▶ Work to complete:
Copy each line in the data that includes the word "dashboard".
* Start *
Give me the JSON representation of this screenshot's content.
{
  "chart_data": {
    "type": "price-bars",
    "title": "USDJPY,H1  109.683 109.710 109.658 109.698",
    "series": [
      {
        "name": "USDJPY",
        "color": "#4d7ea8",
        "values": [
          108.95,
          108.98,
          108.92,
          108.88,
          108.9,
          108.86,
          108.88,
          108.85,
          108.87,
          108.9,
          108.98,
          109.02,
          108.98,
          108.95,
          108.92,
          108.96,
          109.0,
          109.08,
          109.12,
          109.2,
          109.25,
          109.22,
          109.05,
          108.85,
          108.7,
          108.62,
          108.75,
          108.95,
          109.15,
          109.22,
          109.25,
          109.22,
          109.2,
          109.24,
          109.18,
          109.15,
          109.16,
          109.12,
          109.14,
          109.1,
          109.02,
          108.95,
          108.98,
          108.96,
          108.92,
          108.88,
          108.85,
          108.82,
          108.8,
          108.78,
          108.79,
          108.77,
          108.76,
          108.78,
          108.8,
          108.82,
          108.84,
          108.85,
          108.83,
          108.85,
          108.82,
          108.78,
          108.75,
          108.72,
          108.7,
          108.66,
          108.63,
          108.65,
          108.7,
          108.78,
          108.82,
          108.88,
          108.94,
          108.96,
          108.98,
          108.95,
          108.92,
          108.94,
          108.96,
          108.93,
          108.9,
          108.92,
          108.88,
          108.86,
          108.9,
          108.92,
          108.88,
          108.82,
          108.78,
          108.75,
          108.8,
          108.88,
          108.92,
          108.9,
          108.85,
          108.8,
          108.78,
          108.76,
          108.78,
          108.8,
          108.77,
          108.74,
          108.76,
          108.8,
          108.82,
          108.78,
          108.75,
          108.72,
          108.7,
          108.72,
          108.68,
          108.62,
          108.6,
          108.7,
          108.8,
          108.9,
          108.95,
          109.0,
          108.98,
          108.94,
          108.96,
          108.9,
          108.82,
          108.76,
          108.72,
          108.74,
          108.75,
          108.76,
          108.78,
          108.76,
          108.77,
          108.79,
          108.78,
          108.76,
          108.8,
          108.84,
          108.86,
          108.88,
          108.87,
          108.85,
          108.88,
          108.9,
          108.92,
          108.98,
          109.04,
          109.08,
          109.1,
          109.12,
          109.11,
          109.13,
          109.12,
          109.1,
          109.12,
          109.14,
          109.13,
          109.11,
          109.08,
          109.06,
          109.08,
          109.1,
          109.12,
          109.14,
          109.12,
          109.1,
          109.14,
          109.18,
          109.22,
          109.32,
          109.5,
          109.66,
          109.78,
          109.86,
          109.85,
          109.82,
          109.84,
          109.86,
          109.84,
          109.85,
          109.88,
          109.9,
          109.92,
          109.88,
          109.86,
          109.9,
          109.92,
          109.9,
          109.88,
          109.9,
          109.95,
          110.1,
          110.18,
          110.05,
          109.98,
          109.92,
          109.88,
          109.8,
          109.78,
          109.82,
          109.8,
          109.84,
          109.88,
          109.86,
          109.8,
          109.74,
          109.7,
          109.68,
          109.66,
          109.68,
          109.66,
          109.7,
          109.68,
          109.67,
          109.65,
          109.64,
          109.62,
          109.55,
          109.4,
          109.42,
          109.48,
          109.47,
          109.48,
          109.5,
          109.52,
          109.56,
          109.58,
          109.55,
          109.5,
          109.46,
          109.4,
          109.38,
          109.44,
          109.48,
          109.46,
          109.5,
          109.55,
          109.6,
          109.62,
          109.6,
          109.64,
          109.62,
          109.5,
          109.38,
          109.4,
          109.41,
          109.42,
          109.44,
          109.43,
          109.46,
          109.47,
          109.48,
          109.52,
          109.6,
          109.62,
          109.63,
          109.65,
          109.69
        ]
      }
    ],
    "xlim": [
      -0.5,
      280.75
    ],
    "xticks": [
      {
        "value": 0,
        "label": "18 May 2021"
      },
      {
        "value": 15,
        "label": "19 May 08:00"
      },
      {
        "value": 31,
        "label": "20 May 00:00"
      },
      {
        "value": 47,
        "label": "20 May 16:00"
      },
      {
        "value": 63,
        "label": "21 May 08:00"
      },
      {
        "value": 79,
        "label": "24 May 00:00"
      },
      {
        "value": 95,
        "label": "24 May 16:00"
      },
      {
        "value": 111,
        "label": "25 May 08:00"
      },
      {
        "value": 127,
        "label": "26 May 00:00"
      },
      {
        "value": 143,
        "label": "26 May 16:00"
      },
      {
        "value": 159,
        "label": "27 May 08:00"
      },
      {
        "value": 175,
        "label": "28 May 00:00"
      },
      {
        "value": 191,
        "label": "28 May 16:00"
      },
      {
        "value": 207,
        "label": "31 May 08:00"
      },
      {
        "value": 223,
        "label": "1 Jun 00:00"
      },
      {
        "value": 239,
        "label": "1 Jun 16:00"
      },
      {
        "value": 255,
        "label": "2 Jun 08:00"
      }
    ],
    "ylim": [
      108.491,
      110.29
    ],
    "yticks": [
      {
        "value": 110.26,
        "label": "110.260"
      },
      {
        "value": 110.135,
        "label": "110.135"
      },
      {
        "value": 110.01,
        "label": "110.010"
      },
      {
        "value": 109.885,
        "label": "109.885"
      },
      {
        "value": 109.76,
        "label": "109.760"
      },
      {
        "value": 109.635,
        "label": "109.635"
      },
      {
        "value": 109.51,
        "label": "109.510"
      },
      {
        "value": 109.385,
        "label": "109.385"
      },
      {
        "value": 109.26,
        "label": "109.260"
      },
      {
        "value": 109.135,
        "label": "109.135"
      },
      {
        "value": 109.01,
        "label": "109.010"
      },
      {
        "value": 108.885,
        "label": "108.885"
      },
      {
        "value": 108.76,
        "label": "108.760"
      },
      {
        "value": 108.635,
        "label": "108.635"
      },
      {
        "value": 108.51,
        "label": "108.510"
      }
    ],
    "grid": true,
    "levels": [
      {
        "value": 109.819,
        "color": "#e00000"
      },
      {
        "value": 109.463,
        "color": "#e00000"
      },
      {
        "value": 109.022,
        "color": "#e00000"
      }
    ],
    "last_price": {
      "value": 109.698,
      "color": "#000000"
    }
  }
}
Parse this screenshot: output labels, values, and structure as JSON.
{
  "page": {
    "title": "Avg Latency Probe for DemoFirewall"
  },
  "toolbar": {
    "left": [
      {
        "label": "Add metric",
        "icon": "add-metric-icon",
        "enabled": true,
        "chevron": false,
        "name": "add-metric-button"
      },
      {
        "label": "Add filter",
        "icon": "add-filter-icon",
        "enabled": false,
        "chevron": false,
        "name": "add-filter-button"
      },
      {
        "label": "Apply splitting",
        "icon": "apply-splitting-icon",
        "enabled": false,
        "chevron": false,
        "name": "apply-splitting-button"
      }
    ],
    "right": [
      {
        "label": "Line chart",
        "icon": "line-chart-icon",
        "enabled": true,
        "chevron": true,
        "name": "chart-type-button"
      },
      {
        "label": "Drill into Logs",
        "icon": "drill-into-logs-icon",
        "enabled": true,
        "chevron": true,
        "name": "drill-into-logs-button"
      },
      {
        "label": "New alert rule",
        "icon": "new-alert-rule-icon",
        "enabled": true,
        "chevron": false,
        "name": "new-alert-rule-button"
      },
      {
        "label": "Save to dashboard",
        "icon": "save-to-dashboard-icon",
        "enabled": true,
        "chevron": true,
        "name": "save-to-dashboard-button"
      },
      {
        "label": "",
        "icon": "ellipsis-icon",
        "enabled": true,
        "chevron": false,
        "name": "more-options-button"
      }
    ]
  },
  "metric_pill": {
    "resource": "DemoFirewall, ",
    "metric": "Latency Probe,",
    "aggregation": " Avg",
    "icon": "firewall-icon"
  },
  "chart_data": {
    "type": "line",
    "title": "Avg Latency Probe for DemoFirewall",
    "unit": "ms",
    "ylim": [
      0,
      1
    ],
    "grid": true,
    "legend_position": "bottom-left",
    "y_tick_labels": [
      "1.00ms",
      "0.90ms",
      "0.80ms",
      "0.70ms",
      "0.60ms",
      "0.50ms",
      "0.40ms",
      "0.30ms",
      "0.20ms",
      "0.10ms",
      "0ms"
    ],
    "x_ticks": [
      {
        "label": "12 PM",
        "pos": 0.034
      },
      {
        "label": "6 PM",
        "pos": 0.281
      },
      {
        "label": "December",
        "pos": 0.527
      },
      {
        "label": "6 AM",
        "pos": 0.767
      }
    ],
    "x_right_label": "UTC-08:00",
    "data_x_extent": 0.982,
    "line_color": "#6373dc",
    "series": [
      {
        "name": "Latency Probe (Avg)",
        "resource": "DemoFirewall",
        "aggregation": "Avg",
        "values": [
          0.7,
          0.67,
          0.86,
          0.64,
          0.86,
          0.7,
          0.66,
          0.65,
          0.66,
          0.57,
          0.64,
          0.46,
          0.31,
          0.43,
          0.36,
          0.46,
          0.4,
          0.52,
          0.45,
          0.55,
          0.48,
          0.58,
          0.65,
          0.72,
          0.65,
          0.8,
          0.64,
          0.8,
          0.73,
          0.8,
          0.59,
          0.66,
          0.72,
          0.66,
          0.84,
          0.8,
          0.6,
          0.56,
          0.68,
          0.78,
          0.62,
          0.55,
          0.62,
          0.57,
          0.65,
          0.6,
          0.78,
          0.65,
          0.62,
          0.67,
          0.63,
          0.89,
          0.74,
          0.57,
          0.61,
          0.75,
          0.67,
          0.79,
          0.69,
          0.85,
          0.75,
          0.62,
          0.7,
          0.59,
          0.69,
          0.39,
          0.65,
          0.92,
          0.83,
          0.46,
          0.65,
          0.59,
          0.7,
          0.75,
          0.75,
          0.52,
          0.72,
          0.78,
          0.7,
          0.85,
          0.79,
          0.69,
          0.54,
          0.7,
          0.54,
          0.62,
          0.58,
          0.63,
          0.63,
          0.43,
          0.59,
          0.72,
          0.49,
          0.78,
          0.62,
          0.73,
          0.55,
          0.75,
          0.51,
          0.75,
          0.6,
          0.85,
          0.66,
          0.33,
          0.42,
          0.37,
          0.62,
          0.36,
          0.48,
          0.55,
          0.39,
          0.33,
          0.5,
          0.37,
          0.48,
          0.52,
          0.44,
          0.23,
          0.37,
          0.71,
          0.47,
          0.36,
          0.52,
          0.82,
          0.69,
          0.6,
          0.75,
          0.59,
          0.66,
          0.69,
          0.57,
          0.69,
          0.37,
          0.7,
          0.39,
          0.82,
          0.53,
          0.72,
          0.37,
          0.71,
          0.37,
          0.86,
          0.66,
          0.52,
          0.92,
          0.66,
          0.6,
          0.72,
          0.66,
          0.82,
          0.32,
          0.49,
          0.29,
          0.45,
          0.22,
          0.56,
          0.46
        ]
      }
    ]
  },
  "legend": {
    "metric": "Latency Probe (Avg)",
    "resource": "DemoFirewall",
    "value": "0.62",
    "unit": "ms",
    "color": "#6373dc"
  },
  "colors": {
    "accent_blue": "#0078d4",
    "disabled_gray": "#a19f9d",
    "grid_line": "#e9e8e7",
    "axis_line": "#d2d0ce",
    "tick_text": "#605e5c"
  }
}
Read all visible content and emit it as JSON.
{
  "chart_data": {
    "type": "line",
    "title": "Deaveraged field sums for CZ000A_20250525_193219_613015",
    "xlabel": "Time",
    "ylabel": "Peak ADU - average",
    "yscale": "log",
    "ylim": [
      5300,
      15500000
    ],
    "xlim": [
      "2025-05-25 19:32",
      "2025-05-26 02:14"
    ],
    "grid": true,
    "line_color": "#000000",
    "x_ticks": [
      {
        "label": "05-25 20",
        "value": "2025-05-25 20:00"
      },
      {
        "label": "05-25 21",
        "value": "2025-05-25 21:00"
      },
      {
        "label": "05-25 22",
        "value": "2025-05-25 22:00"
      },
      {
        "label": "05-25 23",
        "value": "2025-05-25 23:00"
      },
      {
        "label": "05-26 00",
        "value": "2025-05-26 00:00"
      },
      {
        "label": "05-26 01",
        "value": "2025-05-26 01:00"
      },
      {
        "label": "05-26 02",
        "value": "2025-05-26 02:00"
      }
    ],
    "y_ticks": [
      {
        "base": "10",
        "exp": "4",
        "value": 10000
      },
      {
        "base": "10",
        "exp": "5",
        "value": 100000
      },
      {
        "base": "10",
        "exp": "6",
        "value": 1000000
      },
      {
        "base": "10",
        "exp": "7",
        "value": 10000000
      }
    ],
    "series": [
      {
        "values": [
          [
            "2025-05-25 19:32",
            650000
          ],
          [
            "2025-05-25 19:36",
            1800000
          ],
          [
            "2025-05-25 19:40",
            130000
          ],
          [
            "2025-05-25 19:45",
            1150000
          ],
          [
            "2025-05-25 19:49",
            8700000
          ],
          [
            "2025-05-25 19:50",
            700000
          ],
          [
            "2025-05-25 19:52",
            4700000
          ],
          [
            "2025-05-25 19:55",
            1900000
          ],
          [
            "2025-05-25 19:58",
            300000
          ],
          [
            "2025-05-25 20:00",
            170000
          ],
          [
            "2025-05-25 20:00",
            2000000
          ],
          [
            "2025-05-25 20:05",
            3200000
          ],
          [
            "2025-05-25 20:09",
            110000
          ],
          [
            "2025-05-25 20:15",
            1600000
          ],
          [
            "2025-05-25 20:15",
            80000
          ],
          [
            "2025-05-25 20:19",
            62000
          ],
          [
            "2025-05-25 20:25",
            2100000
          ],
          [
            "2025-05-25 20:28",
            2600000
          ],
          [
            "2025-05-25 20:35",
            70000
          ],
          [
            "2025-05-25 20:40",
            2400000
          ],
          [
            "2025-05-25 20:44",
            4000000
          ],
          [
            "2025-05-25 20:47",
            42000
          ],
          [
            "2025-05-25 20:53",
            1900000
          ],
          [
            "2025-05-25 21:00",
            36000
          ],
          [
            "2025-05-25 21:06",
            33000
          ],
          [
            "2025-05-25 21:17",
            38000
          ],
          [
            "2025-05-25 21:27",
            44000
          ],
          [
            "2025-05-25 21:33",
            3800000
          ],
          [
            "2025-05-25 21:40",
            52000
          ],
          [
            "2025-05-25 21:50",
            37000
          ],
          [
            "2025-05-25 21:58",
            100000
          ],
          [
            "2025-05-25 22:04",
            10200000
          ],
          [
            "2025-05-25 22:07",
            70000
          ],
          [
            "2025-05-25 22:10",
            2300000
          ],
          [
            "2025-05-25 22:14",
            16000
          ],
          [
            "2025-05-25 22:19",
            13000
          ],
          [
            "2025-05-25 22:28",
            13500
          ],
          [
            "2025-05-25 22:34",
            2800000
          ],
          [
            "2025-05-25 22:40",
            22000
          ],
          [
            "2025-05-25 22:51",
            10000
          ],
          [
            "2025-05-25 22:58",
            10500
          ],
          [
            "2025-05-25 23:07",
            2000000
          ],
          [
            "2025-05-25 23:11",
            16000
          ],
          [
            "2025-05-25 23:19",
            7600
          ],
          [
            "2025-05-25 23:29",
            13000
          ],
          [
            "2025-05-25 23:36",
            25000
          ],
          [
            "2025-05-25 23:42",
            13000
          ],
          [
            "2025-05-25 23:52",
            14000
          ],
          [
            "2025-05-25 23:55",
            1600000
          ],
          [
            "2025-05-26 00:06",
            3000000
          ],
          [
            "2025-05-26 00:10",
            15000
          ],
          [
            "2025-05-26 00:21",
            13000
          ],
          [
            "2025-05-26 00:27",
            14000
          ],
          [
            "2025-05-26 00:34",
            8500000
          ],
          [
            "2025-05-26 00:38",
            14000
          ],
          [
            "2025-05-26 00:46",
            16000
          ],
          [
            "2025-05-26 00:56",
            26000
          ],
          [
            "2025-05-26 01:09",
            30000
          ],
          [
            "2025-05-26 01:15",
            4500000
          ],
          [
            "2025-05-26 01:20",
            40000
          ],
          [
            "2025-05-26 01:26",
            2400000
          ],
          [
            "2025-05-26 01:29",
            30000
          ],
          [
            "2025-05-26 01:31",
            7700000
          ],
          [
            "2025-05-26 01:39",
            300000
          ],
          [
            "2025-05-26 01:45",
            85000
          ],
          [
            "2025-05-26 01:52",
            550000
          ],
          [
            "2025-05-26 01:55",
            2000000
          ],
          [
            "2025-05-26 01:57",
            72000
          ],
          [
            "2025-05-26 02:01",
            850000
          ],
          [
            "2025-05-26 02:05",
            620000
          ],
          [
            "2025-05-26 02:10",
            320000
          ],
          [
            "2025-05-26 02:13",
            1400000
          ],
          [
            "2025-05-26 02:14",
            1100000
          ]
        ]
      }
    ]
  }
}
* End *
▶ Result of the exercise:
        "label": "Save to dashboard",
        "icon": "save-to-dashboard-icon",
        "name": "save-to-dashboard-button"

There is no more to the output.